What to do »
Turn every line of the items below into a numbered list, skipping any blank lines.

Collected data:

[start]

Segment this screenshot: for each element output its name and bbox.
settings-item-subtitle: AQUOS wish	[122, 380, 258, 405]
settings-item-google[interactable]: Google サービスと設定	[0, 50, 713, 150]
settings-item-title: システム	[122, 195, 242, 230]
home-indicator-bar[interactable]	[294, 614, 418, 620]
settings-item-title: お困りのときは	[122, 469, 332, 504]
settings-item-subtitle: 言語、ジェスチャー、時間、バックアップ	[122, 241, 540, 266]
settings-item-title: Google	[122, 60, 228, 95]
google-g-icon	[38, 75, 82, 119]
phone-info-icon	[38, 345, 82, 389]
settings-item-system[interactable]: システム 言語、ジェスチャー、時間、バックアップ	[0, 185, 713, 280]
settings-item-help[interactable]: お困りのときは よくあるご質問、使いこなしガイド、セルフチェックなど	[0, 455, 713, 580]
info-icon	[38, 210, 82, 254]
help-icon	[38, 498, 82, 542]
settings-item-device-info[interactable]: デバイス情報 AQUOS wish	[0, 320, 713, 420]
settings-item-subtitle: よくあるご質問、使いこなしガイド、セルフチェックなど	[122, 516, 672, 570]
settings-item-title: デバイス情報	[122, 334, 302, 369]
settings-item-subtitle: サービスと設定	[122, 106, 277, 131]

[end]

Exercise response »
1. Segment this screenshot: for each element output its name and bbox.
2. settings-item-subtitle: AQUOS wish	[122, 380, 258, 405]
3. settings-item-google[interactable]: Google サービスと設定	[0, 50, 713, 150]
4. settings-item-title: システム	[122, 195, 242, 230]
5. home-indicator-bar[interactable]	[294, 614, 418, 620]
6. settings-item-title: お困りのときは	[122, 469, 332, 504]
7. settings-item-subtitle: 言語、ジェスチャー、時間、バックアップ	[122, 241, 540, 266]
8. settings-item-title: Google	[122, 60, 228, 95]
9. google-g-icon	[38, 75, 82, 119]
10. phone-info-icon	[38, 345, 82, 389]
11. settings-item-system[interactable]: システム 言語、ジェスチャー、時間、バックアップ	[0, 185, 713, 280]
12. settings-item-help[interactable]: お困りのときは よくあるご質問、使いこなしガイド、セルフチェックなど	[0, 455, 713, 580]
13. info-icon	[38, 210, 82, 254]
14. help-icon	[38, 498, 82, 542]
15. settings-item-device-info[interactable]: デバイス情報 AQUOS wish	[0, 320, 713, 420]
16. settings-item-subtitle: よくあるご質問、使いこなしガイド、セルフチェックなど	[122, 516, 672, 570]
17. settings-item-title: デバイス情報	[122, 334, 302, 369]
18. settings-item-subtitle: サービスと設定	[122, 106, 277, 131]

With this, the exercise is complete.